* start Material for this exercise *

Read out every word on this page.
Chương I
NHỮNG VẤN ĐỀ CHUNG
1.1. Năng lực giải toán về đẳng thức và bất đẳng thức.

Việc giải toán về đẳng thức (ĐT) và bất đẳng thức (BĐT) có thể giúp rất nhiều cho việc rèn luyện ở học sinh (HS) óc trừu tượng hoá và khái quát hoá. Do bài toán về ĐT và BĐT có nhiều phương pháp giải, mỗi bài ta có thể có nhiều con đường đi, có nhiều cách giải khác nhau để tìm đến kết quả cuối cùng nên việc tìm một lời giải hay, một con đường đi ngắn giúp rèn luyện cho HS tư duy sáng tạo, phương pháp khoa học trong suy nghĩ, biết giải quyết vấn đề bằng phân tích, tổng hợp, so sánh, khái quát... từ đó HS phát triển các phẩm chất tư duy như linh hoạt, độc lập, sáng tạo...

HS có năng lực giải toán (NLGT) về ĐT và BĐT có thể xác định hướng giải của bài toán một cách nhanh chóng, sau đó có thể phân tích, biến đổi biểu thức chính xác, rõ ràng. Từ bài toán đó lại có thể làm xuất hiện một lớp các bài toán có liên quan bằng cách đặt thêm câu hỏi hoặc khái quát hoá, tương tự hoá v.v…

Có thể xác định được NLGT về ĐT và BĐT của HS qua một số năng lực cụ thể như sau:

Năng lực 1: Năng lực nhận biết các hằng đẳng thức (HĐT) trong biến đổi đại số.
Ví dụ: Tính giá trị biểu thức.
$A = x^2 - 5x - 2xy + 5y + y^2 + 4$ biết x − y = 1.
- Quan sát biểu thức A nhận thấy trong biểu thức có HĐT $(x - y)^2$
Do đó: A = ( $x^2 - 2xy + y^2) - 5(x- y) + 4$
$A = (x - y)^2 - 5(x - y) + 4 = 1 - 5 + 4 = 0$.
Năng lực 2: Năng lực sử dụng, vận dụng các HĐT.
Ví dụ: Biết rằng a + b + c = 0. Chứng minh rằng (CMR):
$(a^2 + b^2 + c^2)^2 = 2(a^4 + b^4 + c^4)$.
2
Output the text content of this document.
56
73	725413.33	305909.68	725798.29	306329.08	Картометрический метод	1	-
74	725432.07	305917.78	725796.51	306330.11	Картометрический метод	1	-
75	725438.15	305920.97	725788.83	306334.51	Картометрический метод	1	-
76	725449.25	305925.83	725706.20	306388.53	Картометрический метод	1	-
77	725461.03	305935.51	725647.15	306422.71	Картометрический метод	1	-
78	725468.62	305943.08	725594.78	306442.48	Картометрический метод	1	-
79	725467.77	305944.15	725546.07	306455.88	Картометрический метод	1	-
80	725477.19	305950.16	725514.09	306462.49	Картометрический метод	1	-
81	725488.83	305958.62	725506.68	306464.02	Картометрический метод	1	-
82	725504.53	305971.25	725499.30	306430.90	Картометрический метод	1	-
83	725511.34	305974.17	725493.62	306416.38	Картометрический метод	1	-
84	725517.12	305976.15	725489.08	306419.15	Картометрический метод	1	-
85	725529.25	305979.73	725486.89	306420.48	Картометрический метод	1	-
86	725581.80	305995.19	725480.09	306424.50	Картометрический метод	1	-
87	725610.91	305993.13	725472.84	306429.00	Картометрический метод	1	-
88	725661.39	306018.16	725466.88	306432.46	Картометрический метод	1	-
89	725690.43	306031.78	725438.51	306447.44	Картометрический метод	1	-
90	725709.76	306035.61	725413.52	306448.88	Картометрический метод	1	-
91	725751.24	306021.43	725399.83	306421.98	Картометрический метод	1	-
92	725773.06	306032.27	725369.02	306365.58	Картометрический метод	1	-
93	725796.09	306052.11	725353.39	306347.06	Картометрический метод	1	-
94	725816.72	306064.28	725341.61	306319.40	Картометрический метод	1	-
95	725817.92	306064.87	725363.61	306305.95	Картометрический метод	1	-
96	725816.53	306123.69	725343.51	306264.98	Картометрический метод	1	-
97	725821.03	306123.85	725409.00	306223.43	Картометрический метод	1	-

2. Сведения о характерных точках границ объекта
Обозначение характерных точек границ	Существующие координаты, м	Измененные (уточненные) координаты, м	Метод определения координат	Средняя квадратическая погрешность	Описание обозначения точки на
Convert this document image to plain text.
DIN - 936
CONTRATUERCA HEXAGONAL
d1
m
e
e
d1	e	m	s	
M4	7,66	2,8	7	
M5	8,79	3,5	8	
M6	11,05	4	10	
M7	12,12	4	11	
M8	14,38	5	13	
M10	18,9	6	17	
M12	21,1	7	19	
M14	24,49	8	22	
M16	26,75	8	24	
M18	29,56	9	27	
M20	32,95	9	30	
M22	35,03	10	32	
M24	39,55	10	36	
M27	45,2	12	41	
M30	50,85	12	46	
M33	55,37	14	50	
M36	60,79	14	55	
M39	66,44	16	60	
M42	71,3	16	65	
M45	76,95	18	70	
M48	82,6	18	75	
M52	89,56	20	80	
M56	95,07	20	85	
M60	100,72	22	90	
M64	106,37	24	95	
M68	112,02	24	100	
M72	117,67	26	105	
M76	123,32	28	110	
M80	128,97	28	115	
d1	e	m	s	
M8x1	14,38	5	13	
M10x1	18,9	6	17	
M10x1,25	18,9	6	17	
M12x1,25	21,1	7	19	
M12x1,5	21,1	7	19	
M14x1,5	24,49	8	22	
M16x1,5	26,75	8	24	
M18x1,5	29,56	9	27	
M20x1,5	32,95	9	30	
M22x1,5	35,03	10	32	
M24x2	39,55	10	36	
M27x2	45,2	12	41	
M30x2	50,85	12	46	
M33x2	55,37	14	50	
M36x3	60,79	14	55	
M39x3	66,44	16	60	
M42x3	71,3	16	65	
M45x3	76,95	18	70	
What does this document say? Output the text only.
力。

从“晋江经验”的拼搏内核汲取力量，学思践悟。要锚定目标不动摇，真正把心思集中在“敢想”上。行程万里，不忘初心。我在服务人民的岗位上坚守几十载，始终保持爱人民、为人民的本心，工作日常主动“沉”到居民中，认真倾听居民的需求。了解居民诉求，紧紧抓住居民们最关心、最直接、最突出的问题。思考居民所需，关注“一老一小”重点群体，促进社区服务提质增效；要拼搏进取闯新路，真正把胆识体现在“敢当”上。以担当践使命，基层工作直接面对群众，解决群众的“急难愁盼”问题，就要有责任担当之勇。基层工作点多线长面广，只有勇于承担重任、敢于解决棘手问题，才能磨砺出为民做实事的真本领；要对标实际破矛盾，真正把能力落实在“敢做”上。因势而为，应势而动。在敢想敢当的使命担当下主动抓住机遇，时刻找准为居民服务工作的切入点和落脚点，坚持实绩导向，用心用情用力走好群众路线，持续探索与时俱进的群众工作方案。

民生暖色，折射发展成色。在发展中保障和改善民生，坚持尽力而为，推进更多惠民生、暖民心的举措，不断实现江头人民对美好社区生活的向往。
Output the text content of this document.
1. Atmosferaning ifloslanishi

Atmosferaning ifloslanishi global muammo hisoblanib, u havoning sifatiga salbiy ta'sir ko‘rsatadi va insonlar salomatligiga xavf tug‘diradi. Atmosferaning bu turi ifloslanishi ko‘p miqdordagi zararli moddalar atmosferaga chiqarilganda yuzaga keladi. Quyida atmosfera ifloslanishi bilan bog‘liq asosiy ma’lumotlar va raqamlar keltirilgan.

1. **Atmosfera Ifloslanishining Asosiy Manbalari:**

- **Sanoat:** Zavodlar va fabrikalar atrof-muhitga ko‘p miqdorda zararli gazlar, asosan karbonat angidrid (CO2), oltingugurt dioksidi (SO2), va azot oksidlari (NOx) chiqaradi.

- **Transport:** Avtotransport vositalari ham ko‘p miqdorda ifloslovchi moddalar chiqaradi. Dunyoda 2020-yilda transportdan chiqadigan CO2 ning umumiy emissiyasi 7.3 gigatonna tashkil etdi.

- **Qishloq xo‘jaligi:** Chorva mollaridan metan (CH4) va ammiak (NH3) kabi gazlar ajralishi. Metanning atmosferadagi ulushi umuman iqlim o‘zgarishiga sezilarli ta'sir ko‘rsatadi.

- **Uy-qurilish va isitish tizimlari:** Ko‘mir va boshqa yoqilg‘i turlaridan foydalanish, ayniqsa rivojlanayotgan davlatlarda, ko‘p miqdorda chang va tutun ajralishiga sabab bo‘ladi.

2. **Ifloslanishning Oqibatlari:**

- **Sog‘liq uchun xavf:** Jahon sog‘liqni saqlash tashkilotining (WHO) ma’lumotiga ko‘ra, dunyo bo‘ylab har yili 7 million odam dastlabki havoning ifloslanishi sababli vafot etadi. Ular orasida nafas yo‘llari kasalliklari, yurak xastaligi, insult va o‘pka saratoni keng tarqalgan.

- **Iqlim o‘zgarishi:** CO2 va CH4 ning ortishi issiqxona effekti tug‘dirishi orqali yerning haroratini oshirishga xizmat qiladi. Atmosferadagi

* end Material for this exercise *

Problem details
Using the data above, copy each line that contains "границ".

Answer in full
2. Сведения о характерных точках границ объекта
Обозначение характерных точек границ	Существующие координаты, м	Измененные (уточненные) координаты, м	Метод определения координат	Средняя квадратическая погрешность	Описание обозначения точки на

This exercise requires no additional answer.